| EXERCISE |
Among the records below, find each line that includes the string "title" and copy it.

Figure content listings
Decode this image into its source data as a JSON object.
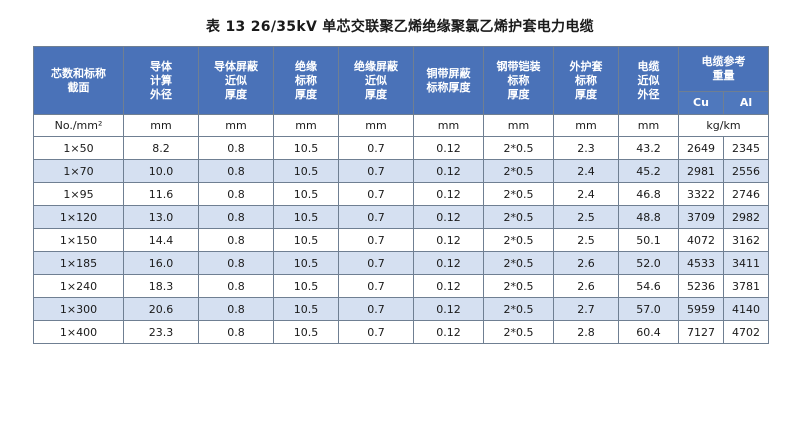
{
  "title": "表 13    26/35kV 单芯交联聚乙烯绝缘聚氯乙烯护套电力电缆",
  "headers": [
    [
      "芯数和标称",
      "截面"
    ],
    [
      "导体",
      "计算",
      "外径"
    ],
    [
      "导体屏蔽",
      "近似",
      "厚度"
    ],
    [
      "绝缘",
      "标称",
      "厚度"
    ],
    [
      "绝缘屏蔽",
      "近似",
      "厚度"
    ],
    [
      "铜带屏蔽",
      "标称厚度"
    ],
    [
      "钢带铠装",
      "标称",
      "厚度"
    ],
    [
      "外护套",
      "标称",
      "厚度"
    ],
    [
      "电缆",
      "近似",
      "外径"
    ]
  ],
  "weight_header": [
    "电缆参考",
    "重量"
  ],
  "weight_sub": [
    "Cu",
    "Al"
  ],
  "units": [
    "No./mm²",
    "mm",
    "mm",
    "mm",
    "mm",
    "mm",
    "mm",
    "mm",
    "mm",
    "kg/km"
  ],
  "rows": [
    [
      "1×50",
      "8.2",
      "0.8",
      "10.5",
      "0.7",
      "0.12",
      "2*0.5",
      "2.3",
      "43.2",
      "2649",
      "2345"
    ],
    [
      "1×70",
      "10.0",
      "0.8",
      "10.5",
      "0.7",
      "0.12",
      "2*0.5",
      "2.4",
      "45.2",
      "2981",
      "2556"
    ],
    [
      "1×95",
      "11.6",
      "0.8",
      "10.5",
      "0.7",
      "0.12",
      "2*0.5",
      "2.4",
      "46.8",
      "3322",
      "2746"
    ],
    [
      "1×120",
      "13.0",
      "0.8",
      "10.5",
      "0.7",
      "0.12",
      "2*0.5",
      "2.5",
      "48.8",
      "3709",
      "2982"
    ],
    [
      "1×150",
      "14.4",
      "0.8",
      "10.5",
      "0.7",
      "0.12",
      "2*0.5",
      "2.5",
      "50.1",
      "4072",
      "3162"
    ],
    [
      "1×185",
      "16.0",
      "0.8",
      "10.5",
      "0.7",
      "0.12",
      "2*0.5",
      "2.6",
      "52.0",
      "4533",
      "3411"
    ],
    [
      "1×240",
      "18.3",
      "0.8",
      "10.5",
      "0.7",
      "0.12",
      "2*0.5",
      "2.6",
      "54.6",
      "5236",
      "3781"
    ],
    [
      "1×300",
      "20.6",
      "0.8",
      "10.5",
      "0.7",
      "0.12",
      "2*0.5",
      "2.7",
      "57.0",
      "5959",
      "4140"
    ],
    [
      "1×400",
      "23.3",
      "0.8",
      "10.5",
      "0.7",
      "0.12",
      "2*0.5",
      "2.8",
      "60.4",
      "7127",
      "4702"
    ]
  ],
  "colors": {
    "header_bg": "#4a72b8",
    "stripe_bg": "#d5e0f1",
    "border": "#6f7f92"
  }
}
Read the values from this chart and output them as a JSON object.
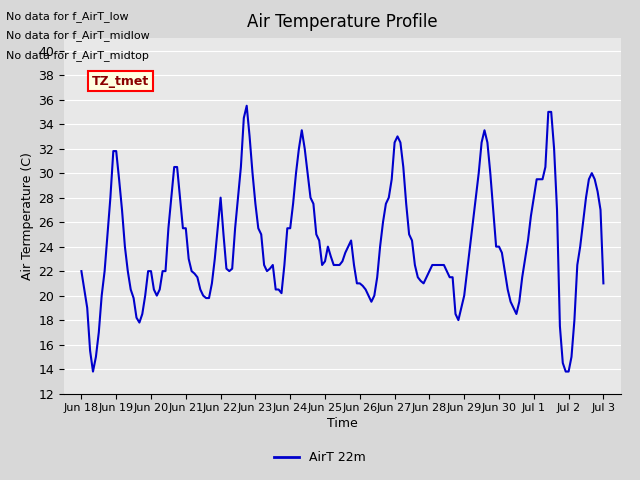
{
  "title": "Air Temperature Profile",
  "xlabel": "Time",
  "ylabel": "Air Termperature (C)",
  "ylim": [
    12,
    41
  ],
  "yticks": [
    12,
    14,
    16,
    18,
    20,
    22,
    24,
    26,
    28,
    30,
    32,
    34,
    36,
    38,
    40
  ],
  "line_color": "#0000cc",
  "line_width": 1.5,
  "legend_label": "AirT 22m",
  "annotations": [
    "No data for f_AirT_low",
    "No data for f_AirT_midlow",
    "No data for f_AirT_midtop"
  ],
  "tz_label": "TZ_tmet",
  "background_color": "#e8e8e8",
  "plot_background": "#e8e8e8",
  "x_tick_labels": [
    "Jun 18",
    "Jun 19",
    "Jun 20",
    "Jun 21",
    "Jun 22",
    "Jun 23",
    "Jun 24",
    "Jun 25",
    "Jun 26",
    "Jun 27",
    "Jun 28",
    "Jun 29",
    "Jun 30",
    "Jul 1",
    "Jul 2",
    "Jul 3"
  ],
  "x_tick_positions": [
    0,
    1,
    2,
    3,
    4,
    5,
    6,
    7,
    8,
    9,
    10,
    11,
    12,
    13,
    14,
    15
  ],
  "data_x": [
    0.0,
    0.083,
    0.167,
    0.25,
    0.333,
    0.417,
    0.5,
    0.583,
    0.667,
    0.75,
    0.833,
    0.917,
    1.0,
    1.083,
    1.167,
    1.25,
    1.333,
    1.417,
    1.5,
    1.583,
    1.667,
    1.75,
    1.833,
    1.917,
    2.0,
    2.083,
    2.167,
    2.25,
    2.333,
    2.417,
    2.5,
    2.583,
    2.667,
    2.75,
    2.833,
    2.917,
    3.0,
    3.083,
    3.167,
    3.25,
    3.333,
    3.417,
    3.5,
    3.583,
    3.667,
    3.75,
    3.833,
    3.917,
    4.0,
    4.083,
    4.167,
    4.25,
    4.333,
    4.417,
    4.5,
    4.583,
    4.667,
    4.75,
    4.833,
    4.917,
    5.0,
    5.083,
    5.167,
    5.25,
    5.333,
    5.417,
    5.5,
    5.583,
    5.667,
    5.75,
    5.833,
    5.917,
    6.0,
    6.083,
    6.167,
    6.25,
    6.333,
    6.417,
    6.5,
    6.583,
    6.667,
    6.75,
    6.833,
    6.917,
    7.0,
    7.083,
    7.167,
    7.25,
    7.333,
    7.417,
    7.5,
    7.583,
    7.667,
    7.75,
    7.833,
    7.917,
    8.0,
    8.083,
    8.167,
    8.25,
    8.333,
    8.417,
    8.5,
    8.583,
    8.667,
    8.75,
    8.833,
    8.917,
    9.0,
    9.083,
    9.167,
    9.25,
    9.333,
    9.417,
    9.5,
    9.583,
    9.667,
    9.75,
    9.833,
    9.917,
    10.0,
    10.083,
    10.167,
    10.25,
    10.333,
    10.417,
    10.5,
    10.583,
    10.667,
    10.75,
    10.833,
    10.917,
    11.0,
    11.083,
    11.167,
    11.25,
    11.333,
    11.417,
    11.5,
    11.583,
    11.667,
    11.75,
    11.833,
    11.917,
    12.0,
    12.083,
    12.167,
    12.25,
    12.333,
    12.417,
    12.5,
    12.583,
    12.667,
    12.75,
    12.833,
    12.917,
    13.0,
    13.083,
    13.167,
    13.25,
    13.333,
    13.417,
    13.5,
    13.583,
    13.667,
    13.75,
    13.833,
    13.917,
    14.0,
    14.083,
    14.167,
    14.25,
    14.333,
    14.417,
    14.5,
    14.583,
    14.667,
    14.75,
    14.833,
    14.917,
    15.0
  ],
  "data_y": [
    22.0,
    20.5,
    19.0,
    15.5,
    13.8,
    15.0,
    17.0,
    20.0,
    22.0,
    25.0,
    28.0,
    31.8,
    31.8,
    29.5,
    27.0,
    24.0,
    22.0,
    20.5,
    19.8,
    18.2,
    17.8,
    18.5,
    20.0,
    22.0,
    22.0,
    20.5,
    20.0,
    20.5,
    22.0,
    22.0,
    25.5,
    28.0,
    30.5,
    30.5,
    28.0,
    25.5,
    25.5,
    23.0,
    22.0,
    21.8,
    21.5,
    20.5,
    20.0,
    19.8,
    19.8,
    21.0,
    23.0,
    25.5,
    28.0,
    25.0,
    22.2,
    22.0,
    22.2,
    25.5,
    28.0,
    30.5,
    34.5,
    35.5,
    33.0,
    30.0,
    27.5,
    25.5,
    25.0,
    22.5,
    22.0,
    22.2,
    22.5,
    20.5,
    20.5,
    20.2,
    22.5,
    25.5,
    25.5,
    27.5,
    30.0,
    32.0,
    33.5,
    32.0,
    30.0,
    28.0,
    27.5,
    25.0,
    24.5,
    22.5,
    22.8,
    24.0,
    23.2,
    22.5,
    22.5,
    22.5,
    22.8,
    23.5,
    24.0,
    24.5,
    22.5,
    21.0,
    21.0,
    20.8,
    20.5,
    20.0,
    19.5,
    20.0,
    21.5,
    24.0,
    26.0,
    27.5,
    28.0,
    29.5,
    32.5,
    33.0,
    32.5,
    30.5,
    27.5,
    25.0,
    24.5,
    22.5,
    21.5,
    21.2,
    21.0,
    21.5,
    22.0,
    22.5,
    22.5,
    22.5,
    22.5,
    22.5,
    22.0,
    21.5,
    21.5,
    18.5,
    18.0,
    19.0,
    20.0,
    22.0,
    24.0,
    26.0,
    28.0,
    30.0,
    32.5,
    33.5,
    32.5,
    30.0,
    27.0,
    24.0,
    24.0,
    23.5,
    22.0,
    20.5,
    19.5,
    19.0,
    18.5,
    19.5,
    21.5,
    23.0,
    24.5,
    26.5,
    28.0,
    29.5,
    29.5,
    29.5,
    30.5,
    35.0,
    35.0,
    32.0,
    27.0,
    17.5,
    14.5,
    13.8,
    13.8,
    15.0,
    18.0,
    22.5,
    24.0,
    26.0,
    28.0,
    29.5,
    30.0,
    29.5,
    28.5,
    27.0,
    21.0
  ]
}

| RESULT FOR THIS TASK |
  "title": "表 13    26/35kV 单芯交联聚乙烯绝缘聚氯乙烯护套电力电缆",
  "title": "Air Temperature Profile",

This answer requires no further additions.